▸ Directions
Copy each line below that contains "promoter".

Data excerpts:
*** Begin section ***
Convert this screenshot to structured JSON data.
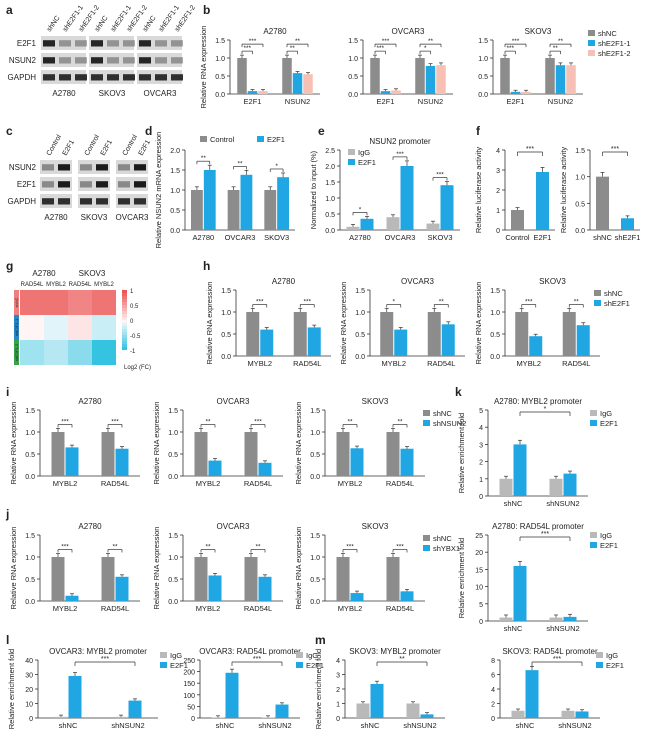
{
  "colors": {
    "gray": "#8c8c8c",
    "blue": "#1fa6e3",
    "pink": "#f6c1b4",
    "sig": "#222222",
    "lightgray": "#b9b9b9"
  },
  "panel_letters": [
    "a",
    "b",
    "c",
    "d",
    "e",
    "f",
    "g",
    "h",
    "i",
    "j",
    "k",
    "l",
    "m"
  ],
  "blots": {
    "a": {
      "lanes": [
        "shNC",
        "shE2F1-1",
        "shE2F1-2",
        "shNC",
        "shE2F1-1",
        "shE2F1-2",
        "shNC",
        "shE2F1-1",
        "shE2F1-2"
      ],
      "rows": [
        "E2F1",
        "NSUN2",
        "GAPDH"
      ],
      "groups": [
        "A2780",
        "SKOV3",
        "OVCAR3"
      ]
    },
    "c": {
      "lanes": [
        "Control",
        "E2F1",
        "Control",
        "E2F1",
        "Control",
        "E2F1"
      ],
      "rows": [
        "NSUN2",
        "E2F1",
        "GAPDH"
      ],
      "groups": [
        "A2780",
        "SKOV3",
        "OVCAR3"
      ]
    }
  },
  "heatmap_g": {
    "groups": [
      "A2780",
      "SKOV3"
    ],
    "columns": [
      "RAD54L",
      "MYBL2",
      "RAD54L",
      "MYBL2"
    ],
    "row_tags": [
      "shNC",
      "shE2F1-1",
      "shE2F1-2"
    ],
    "scale": [
      "1",
      "0.5",
      "0",
      "-0.5",
      "-1"
    ],
    "scale_label": "Log2 (FC)",
    "values": [
      [
        0.8,
        0.8,
        0.7,
        0.8
      ],
      [
        0.0,
        -0.1,
        0.1,
        -0.2
      ],
      [
        -0.4,
        -0.3,
        -0.5,
        -0.9
      ]
    ]
  },
  "chart_data": [
    {
      "id": "b1",
      "panel": "b",
      "type": "bar",
      "title": "A2780",
      "ylabel": "Relative RNA expression",
      "categories": [
        "E2F1",
        "NSUN2"
      ],
      "ylim": [
        0,
        1.5
      ],
      "yticks": [
        "0.0",
        "0.5",
        "1.0",
        "1.5"
      ],
      "series": [
        {
          "name": "shNC",
          "values": [
            1.0,
            1.0
          ]
        },
        {
          "name": "shE2F1-1",
          "values": [
            0.08,
            0.58
          ]
        },
        {
          "name": "shE2F1-2",
          "values": [
            0.08,
            0.55
          ]
        }
      ],
      "sig": [
        {
          "cat": 0,
          "a": 0,
          "b": 1,
          "text": "***"
        },
        {
          "cat": 0,
          "a": 0,
          "b": 2,
          "text": "***"
        },
        {
          "cat": 1,
          "a": 0,
          "b": 1,
          "text": "**"
        },
        {
          "cat": 1,
          "a": 0,
          "b": 2,
          "text": "**"
        }
      ]
    },
    {
      "id": "b2",
      "panel": "b",
      "type": "bar",
      "title": "OVCAR3",
      "ylabel": "",
      "categories": [
        "E2F1",
        "NSUN2"
      ],
      "ylim": [
        0,
        1.5
      ],
      "yticks": [
        "0.0",
        "0.5",
        "1.0",
        "1.5"
      ],
      "series": [
        {
          "name": "shNC",
          "values": [
            1.0,
            1.0
          ]
        },
        {
          "name": "shE2F1-1",
          "values": [
            0.08,
            0.78
          ]
        },
        {
          "name": "shE2F1-2",
          "values": [
            0.1,
            0.8
          ]
        }
      ],
      "sig": [
        {
          "cat": 0,
          "a": 0,
          "b": 1,
          "text": "***"
        },
        {
          "cat": 0,
          "a": 0,
          "b": 2,
          "text": "***"
        },
        {
          "cat": 1,
          "a": 0,
          "b": 1,
          "text": "*"
        },
        {
          "cat": 1,
          "a": 0,
          "b": 2,
          "text": "**"
        }
      ]
    },
    {
      "id": "b3",
      "panel": "b",
      "type": "bar",
      "title": "SKOV3",
      "ylabel": "",
      "categories": [
        "E2F1",
        "NSUN2"
      ],
      "ylim": [
        0,
        1.5
      ],
      "yticks": [
        "0.0",
        "0.5",
        "1.0",
        "1.5"
      ],
      "series": [
        {
          "name": "shNC",
          "values": [
            1.0,
            1.0
          ]
        },
        {
          "name": "shE2F1-1",
          "values": [
            0.06,
            0.8
          ]
        },
        {
          "name": "shE2F1-2",
          "values": [
            0.06,
            0.8
          ]
        }
      ],
      "sig": [
        {
          "cat": 0,
          "a": 0,
          "b": 1,
          "text": "***"
        },
        {
          "cat": 0,
          "a": 0,
          "b": 2,
          "text": "***"
        },
        {
          "cat": 1,
          "a": 0,
          "b": 1,
          "text": "**"
        },
        {
          "cat": 1,
          "a": 0,
          "b": 2,
          "text": "**"
        }
      ]
    },
    {
      "id": "d",
      "panel": "d",
      "type": "bar",
      "title": "",
      "ylabel": "Relative NSUN2 mRNA expression",
      "categories": [
        "A2780",
        "OVCAR3",
        "SKOV3"
      ],
      "ylim": [
        0,
        2.0
      ],
      "yticks": [
        "0.0",
        "0.5",
        "1.0",
        "1.5",
        "2.0"
      ],
      "series": [
        {
          "name": "Control",
          "values": [
            1.0,
            1.0,
            1.0
          ]
        },
        {
          "name": "E2F1",
          "values": [
            1.5,
            1.38,
            1.32
          ]
        }
      ],
      "sig": [
        {
          "cat": 0,
          "a": 0,
          "b": 1,
          "text": "**"
        },
        {
          "cat": 1,
          "a": 0,
          "b": 1,
          "text": "**"
        },
        {
          "cat": 2,
          "a": 0,
          "b": 1,
          "text": "*"
        }
      ]
    },
    {
      "id": "e",
      "panel": "e",
      "type": "bar",
      "title": "NSUN2 promoter",
      "ylabel": "Normalized to input (%)",
      "categories": [
        "A2780",
        "OVCAR3",
        "SKOV3"
      ],
      "ylim": [
        0,
        2.5
      ],
      "yticks": [
        "0.0",
        "0.5",
        "1.0",
        "1.5",
        "2.0",
        "2.5"
      ],
      "series": [
        {
          "name": "IgG",
          "values": [
            0.1,
            0.4,
            0.2
          ]
        },
        {
          "name": "E2F1",
          "values": [
            0.35,
            2.0,
            1.4
          ]
        }
      ],
      "sig": [
        {
          "cat": 0,
          "a": 0,
          "b": 1,
          "text": "*"
        },
        {
          "cat": 1,
          "a": 0,
          "b": 1,
          "text": "***"
        },
        {
          "cat": 2,
          "a": 0,
          "b": 1,
          "text": "***"
        }
      ]
    },
    {
      "id": "f1",
      "panel": "f",
      "type": "bar",
      "title": "",
      "ylabel": "Relative luciferase activity",
      "categories": [
        "Control",
        "E2F1"
      ],
      "ylim": [
        0,
        4
      ],
      "yticks": [
        "0",
        "1",
        "2",
        "3",
        "4"
      ],
      "series": [
        {
          "name": "",
          "values": [
            1.0,
            2.9
          ]
        }
      ],
      "sig": [
        {
          "span": [
            0,
            1
          ],
          "text": "***"
        }
      ]
    },
    {
      "id": "f2",
      "panel": "f",
      "type": "bar",
      "title": "",
      "ylabel": "Relative luciferase activity",
      "categories": [
        "shNC",
        "shE2F1"
      ],
      "ylim": [
        0,
        1.5
      ],
      "yticks": [
        "0.0",
        "0.5",
        "1.0",
        "1.5"
      ],
      "series": [
        {
          "name": "",
          "values": [
            1.0,
            0.22
          ]
        }
      ],
      "sig": [
        {
          "span": [
            0,
            1
          ],
          "text": "***"
        }
      ]
    },
    {
      "id": "h1",
      "panel": "h",
      "type": "bar",
      "title": "A2780",
      "ylabel": "Relative RNA expression",
      "categories": [
        "MYBL2",
        "RAD54L"
      ],
      "ylim": [
        0,
        1.5
      ],
      "yticks": [
        "0.0",
        "0.5",
        "1.0",
        "1.5"
      ],
      "series": [
        {
          "name": "shNC",
          "values": [
            1.0,
            1.0
          ]
        },
        {
          "name": "shE2F1",
          "values": [
            0.6,
            0.65
          ]
        }
      ],
      "sig": [
        {
          "cat": 0,
          "a": 0,
          "b": 1,
          "text": "***"
        },
        {
          "cat": 1,
          "a": 0,
          "b": 1,
          "text": "***"
        }
      ]
    },
    {
      "id": "h2",
      "panel": "h",
      "type": "bar",
      "title": "OVCAR3",
      "ylabel": "Relative RNA expression",
      "categories": [
        "MYBL2",
        "RAD54L"
      ],
      "ylim": [
        0,
        1.5
      ],
      "yticks": [
        "0.0",
        "0.5",
        "1.0",
        "1.5"
      ],
      "series": [
        {
          "name": "shNC",
          "values": [
            1.0,
            1.0
          ]
        },
        {
          "name": "shE2F1",
          "values": [
            0.6,
            0.72
          ]
        }
      ],
      "sig": [
        {
          "cat": 0,
          "a": 0,
          "b": 1,
          "text": "*"
        },
        {
          "cat": 1,
          "a": 0,
          "b": 1,
          "text": "**"
        }
      ]
    },
    {
      "id": "h3",
      "panel": "h",
      "type": "bar",
      "title": "SKOV3",
      "ylabel": "Relative RNA expression",
      "categories": [
        "MYBL2",
        "RAD54L"
      ],
      "ylim": [
        0,
        1.5
      ],
      "yticks": [
        "0.0",
        "0.5",
        "1.0",
        "1.5"
      ],
      "series": [
        {
          "name": "shNC",
          "values": [
            1.0,
            1.0
          ]
        },
        {
          "name": "shE2F1",
          "values": [
            0.45,
            0.7
          ]
        }
      ],
      "sig": [
        {
          "cat": 0,
          "a": 0,
          "b": 1,
          "text": "***"
        },
        {
          "cat": 1,
          "a": 0,
          "b": 1,
          "text": "**"
        }
      ]
    },
    {
      "id": "i1",
      "panel": "i",
      "type": "bar",
      "title": "A2780",
      "ylabel": "Relative RNA expression",
      "categories": [
        "MYBL2",
        "RAD54L"
      ],
      "ylim": [
        0,
        1.5
      ],
      "yticks": [
        "0.0",
        "0.5",
        "1.0",
        "1.5"
      ],
      "series": [
        {
          "name": "shNC",
          "values": [
            1.0,
            1.0
          ]
        },
        {
          "name": "shNSUN2",
          "values": [
            0.65,
            0.62
          ]
        }
      ],
      "sig": [
        {
          "cat": 0,
          "a": 0,
          "b": 1,
          "text": "***"
        },
        {
          "cat": 1,
          "a": 0,
          "b": 1,
          "text": "***"
        }
      ]
    },
    {
      "id": "i2",
      "panel": "i",
      "type": "bar",
      "title": "OVCAR3",
      "ylabel": "Relative RNA expression",
      "categories": [
        "MYBL2",
        "RAD54L"
      ],
      "ylim": [
        0,
        1.5
      ],
      "yticks": [
        "0.0",
        "0.5",
        "1.0",
        "1.5"
      ],
      "series": [
        {
          "name": "shNC",
          "values": [
            1.0,
            1.0
          ]
        },
        {
          "name": "shNSUN2",
          "values": [
            0.35,
            0.3
          ]
        }
      ],
      "sig": [
        {
          "cat": 0,
          "a": 0,
          "b": 1,
          "text": "**"
        },
        {
          "cat": 1,
          "a": 0,
          "b": 1,
          "text": "***"
        }
      ]
    },
    {
      "id": "i3",
      "panel": "i",
      "type": "bar",
      "title": "SKOV3",
      "ylabel": "Relative RNA expression",
      "categories": [
        "MYBL2",
        "RAD54L"
      ],
      "ylim": [
        0,
        1.5
      ],
      "yticks": [
        "0.0",
        "0.5",
        "1.0",
        "1.5"
      ],
      "series": [
        {
          "name": "shNC",
          "values": [
            1.0,
            1.0
          ]
        },
        {
          "name": "shNSUN2",
          "values": [
            0.63,
            0.62
          ]
        }
      ],
      "sig": [
        {
          "cat": 0,
          "a": 0,
          "b": 1,
          "text": "**"
        },
        {
          "cat": 1,
          "a": 0,
          "b": 1,
          "text": "**"
        }
      ]
    },
    {
      "id": "j1",
      "panel": "j",
      "type": "bar",
      "title": "A2780",
      "ylabel": "Relative RNA expression",
      "categories": [
        "MYBL2",
        "RAD54L"
      ],
      "ylim": [
        0,
        1.5
      ],
      "yticks": [
        "0.0",
        "0.5",
        "1.0",
        "1.5"
      ],
      "series": [
        {
          "name": "shNC",
          "values": [
            1.0,
            1.0
          ]
        },
        {
          "name": "shYBX1",
          "values": [
            0.12,
            0.55
          ]
        }
      ],
      "sig": [
        {
          "cat": 0,
          "a": 0,
          "b": 1,
          "text": "***"
        },
        {
          "cat": 1,
          "a": 0,
          "b": 1,
          "text": "**"
        }
      ]
    },
    {
      "id": "j2",
      "panel": "j",
      "type": "bar",
      "title": "OVCAR3",
      "ylabel": "Relative RNA expression",
      "categories": [
        "MYBL2",
        "RAD54L"
      ],
      "ylim": [
        0,
        1.5
      ],
      "yticks": [
        "0.0",
        "0.5",
        "1.0",
        "1.5"
      ],
      "series": [
        {
          "name": "shNC",
          "values": [
            1.0,
            1.0
          ]
        },
        {
          "name": "shYBX1",
          "values": [
            0.58,
            0.55
          ]
        }
      ],
      "sig": [
        {
          "cat": 0,
          "a": 0,
          "b": 1,
          "text": "**"
        },
        {
          "cat": 1,
          "a": 0,
          "b": 1,
          "text": "**"
        }
      ]
    },
    {
      "id": "j3",
      "panel": "j",
      "type": "bar",
      "title": "SKOV3",
      "ylabel": "Relative RNA expression",
      "categories": [
        "MYBL2",
        "RAD54L"
      ],
      "ylim": [
        0,
        1.5
      ],
      "yticks": [
        "0.0",
        "0.5",
        "1.0",
        "1.5"
      ],
      "series": [
        {
          "name": "shNC",
          "values": [
            1.0,
            1.0
          ]
        },
        {
          "name": "shYBX1",
          "values": [
            0.18,
            0.22
          ]
        }
      ],
      "sig": [
        {
          "cat": 0,
          "a": 0,
          "b": 1,
          "text": "***"
        },
        {
          "cat": 1,
          "a": 0,
          "b": 1,
          "text": "***"
        }
      ]
    },
    {
      "id": "k1",
      "panel": "k",
      "type": "bar",
      "title": "A2780: MYBL2 promoter",
      "ylabel": "Relative enrichment fold",
      "categories": [
        "shNC",
        "shNSUN2"
      ],
      "ylim": [
        0,
        5
      ],
      "yticks": [
        "0",
        "1",
        "2",
        "3",
        "4",
        "5"
      ],
      "series": [
        {
          "name": "IgG",
          "values": [
            1.0,
            1.0
          ]
        },
        {
          "name": "E2F1",
          "values": [
            3.0,
            1.3
          ]
        }
      ],
      "sig": [
        {
          "span": [
            1,
            1
          ],
          "text": "*"
        }
      ]
    },
    {
      "id": "k2",
      "panel": "k",
      "type": "bar",
      "title": "A2780: RAD54L promoter",
      "ylabel": "Relative enrichment fold",
      "categories": [
        "shNC",
        "shNSUN2"
      ],
      "ylim": [
        0,
        25
      ],
      "yticks": [
        "0",
        "5",
        "10",
        "15",
        "20",
        "25"
      ],
      "series": [
        {
          "name": "IgG",
          "values": [
            1.0,
            1.0
          ]
        },
        {
          "name": "E2F1",
          "values": [
            16.0,
            1.2
          ]
        }
      ],
      "sig": [
        {
          "span": [
            1,
            1
          ],
          "text": "***"
        }
      ]
    },
    {
      "id": "l1",
      "panel": "l",
      "type": "bar",
      "title": "OVCAR3: MYBL2 promoter",
      "ylabel": "Relative enrichment fold",
      "categories": [
        "shNC",
        "shNSUN2"
      ],
      "ylim": [
        0,
        40
      ],
      "yticks": [
        "0",
        "10",
        "20",
        "30",
        "40"
      ],
      "series": [
        {
          "name": "IgG",
          "values": [
            0.8,
            0.8
          ]
        },
        {
          "name": "E2F1",
          "values": [
            29.0,
            12.0
          ]
        }
      ],
      "sig": [
        {
          "span": [
            1,
            1
          ],
          "text": "***"
        }
      ]
    },
    {
      "id": "l2",
      "panel": "l",
      "type": "bar",
      "title": "OVCAR3: RAD54L promoter",
      "ylabel": "",
      "categories": [
        "shNC",
        "shNSUN2"
      ],
      "ylim": [
        0,
        250
      ],
      "yticks": [
        "0",
        "50",
        "100",
        "150",
        "200",
        "250"
      ],
      "series": [
        {
          "name": "IgG",
          "values": [
            2,
            2
          ]
        },
        {
          "name": "E2F1",
          "values": [
            195,
            58
          ]
        }
      ],
      "sig": [
        {
          "span": [
            1,
            1
          ],
          "text": "***"
        }
      ]
    },
    {
      "id": "m1",
      "panel": "m",
      "type": "bar",
      "title": "SKOV3: MYBL2 promoter",
      "ylabel": "Relative enrichment fold",
      "categories": [
        "shNC",
        "shNSUN2"
      ],
      "ylim": [
        0,
        4
      ],
      "yticks": [
        "0",
        "1",
        "2",
        "3",
        "4"
      ],
      "series": [
        {
          "name": "IgG",
          "values": [
            1.0,
            1.0
          ]
        },
        {
          "name": "E2F1",
          "values": [
            2.35,
            0.25
          ]
        }
      ],
      "sig": [
        {
          "span": [
            1,
            1
          ],
          "text": "**"
        }
      ]
    },
    {
      "id": "m2",
      "panel": "m",
      "type": "bar",
      "title": "SKOV3: RAD54L promoter",
      "ylabel": "",
      "categories": [
        "shNC",
        "shNSUN2"
      ],
      "ylim": [
        0,
        8
      ],
      "yticks": [
        "0",
        "2",
        "4",
        "6",
        "8"
      ],
      "series": [
        {
          "name": "IgG",
          "values": [
            1.0,
            1.0
          ]
        },
        {
          "name": "E2F1",
          "values": [
            6.6,
            0.9
          ]
        }
      ],
      "sig": [
        {
          "span": [
            1,
            1
          ],
          "text": "***"
        }
      ]
    }
  ]
}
*** End section ***
▸ Written response
      "title": "NSUN2 promoter",
      "title": "A2780: MYBL2 promoter",
      "title": "A2780: RAD54L promoter",
      "title": "OVCAR3: MYBL2 promoter",
      "title": "OVCAR3: RAD54L promoter",
      "title": "SKOV3: MYBL2 promoter",
      "title": "SKOV3: RAD54L promoter",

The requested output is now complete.